*What the exercise asks*.
Would you retype all of these records exactly?

[Figure data in JSON]

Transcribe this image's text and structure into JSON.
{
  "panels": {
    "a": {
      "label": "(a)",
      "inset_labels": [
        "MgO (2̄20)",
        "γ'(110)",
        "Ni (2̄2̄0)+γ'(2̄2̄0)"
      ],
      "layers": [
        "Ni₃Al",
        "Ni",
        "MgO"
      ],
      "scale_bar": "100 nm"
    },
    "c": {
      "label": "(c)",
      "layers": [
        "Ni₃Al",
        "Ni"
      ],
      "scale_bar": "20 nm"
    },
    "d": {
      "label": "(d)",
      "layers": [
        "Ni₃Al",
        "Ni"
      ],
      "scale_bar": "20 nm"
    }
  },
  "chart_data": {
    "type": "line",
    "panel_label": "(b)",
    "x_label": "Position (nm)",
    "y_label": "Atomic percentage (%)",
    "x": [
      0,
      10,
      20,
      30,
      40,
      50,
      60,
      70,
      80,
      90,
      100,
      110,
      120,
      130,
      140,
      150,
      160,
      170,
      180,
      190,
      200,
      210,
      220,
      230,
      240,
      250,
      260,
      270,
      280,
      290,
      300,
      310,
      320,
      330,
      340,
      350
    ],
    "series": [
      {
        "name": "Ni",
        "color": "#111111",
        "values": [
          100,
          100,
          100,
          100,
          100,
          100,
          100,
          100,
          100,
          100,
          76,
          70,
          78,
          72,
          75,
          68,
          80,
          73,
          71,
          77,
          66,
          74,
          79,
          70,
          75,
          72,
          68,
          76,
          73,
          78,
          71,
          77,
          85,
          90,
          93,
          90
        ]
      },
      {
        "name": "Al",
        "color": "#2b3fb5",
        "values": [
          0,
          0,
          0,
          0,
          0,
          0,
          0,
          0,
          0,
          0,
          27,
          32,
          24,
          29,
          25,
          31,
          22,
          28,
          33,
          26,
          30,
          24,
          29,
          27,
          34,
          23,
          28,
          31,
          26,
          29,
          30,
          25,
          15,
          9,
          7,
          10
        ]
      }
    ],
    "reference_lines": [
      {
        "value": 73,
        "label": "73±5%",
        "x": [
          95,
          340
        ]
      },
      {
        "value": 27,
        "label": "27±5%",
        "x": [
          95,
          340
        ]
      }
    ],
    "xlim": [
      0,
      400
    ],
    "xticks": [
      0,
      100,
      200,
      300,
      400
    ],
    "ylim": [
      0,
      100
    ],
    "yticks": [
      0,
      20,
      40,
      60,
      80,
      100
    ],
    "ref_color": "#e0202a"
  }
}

*Completed task*.
Transcribe this image's text and structure into JSON.
{
  "panels": {
    "a": {
      "label": "(a)",
      "inset_labels": [
        "MgO (2̄20)",
        "γ'(110)",
        "Ni (2̄2̄0)+γ'(2̄2̄0)"
      ],
      "layers": [
        "Ni₃Al",
        "Ni",
        "MgO"
      ],
      "scale_bar": "100 nm"
    },
    "c": {
      "label": "(c)",
      "layers": [
        "Ni₃Al",
        "Ni"
      ],
      "scale_bar": "20 nm"
    },
    "d": {
      "label": "(d)",
      "layers": [
        "Ni₃Al",
        "Ni"
      ],
      "scale_bar": "20 nm"
    }
  },
  "chart_data": {
    "type": "line",
    "panel_label": "(b)",
    "x_label": "Position (nm)",
    "y_label": "Atomic percentage (%)",
    "x": [
      0,
      10,
      20,
      30,
      40,
      50,
      60,
      70,
      80,
      90,
      100,
      110,
      120,
      130,
      140,
      150,
      160,
      170,
      180,
      190,
      200,
      210,
      220,
      230,
      240,
      250,
      260,
      270,
      280,
      290,
      300,
      310,
      320,
      330,
      340,
      350
    ],
    "series": [
      {
        "name": "Ni",
        "color": "#111111",
        "values": [
          100,
          100,
          100,
          100,
          100,
          100,
          100,
          100,
          100,
          100,
          76,
          70,
          78,
          72,
          75,
          68,
          80,
          73,
          71,
          77,
          66,
          74,
          79,
          70,
          75,
          72,
          68,
          76,
          73,
          78,
          71,
          77,
          85,
          90,
          93,
          90
        ]
      },
      {
        "name": "Al",
        "color": "#2b3fb5",
        "values": [
          0,
          0,
          0,
          0,
          0,
          0,
          0,
          0,
          0,
          0,
          27,
          32,
          24,
          29,
          25,
          31,
          22,
          28,
          33,
          26,
          30,
          24,
          29,
          27,
          34,
          23,
          28,
          31,
          26,
          29,
          30,
          25,
          15,
          9,
          7,
          10
        ]
      }
    ],
    "reference_lines": [
      {
        "value": 73,
        "label": "73±5%",
        "x": [
          95,
          340
        ]
      },
      {
        "value": 27,
        "label": "27±5%",
        "x": [
          95,
          340
        ]
      }
    ],
    "xlim": [
      0,
      400
    ],
    "xticks": [
      0,
      100,
      200,
      300,
      400
    ],
    "ylim": [
      0,
      100
    ],
    "yticks": [
      0,
      20,
      40,
      60,
      80,
      100
    ],
    "ref_color": "#e0202a"
  }
}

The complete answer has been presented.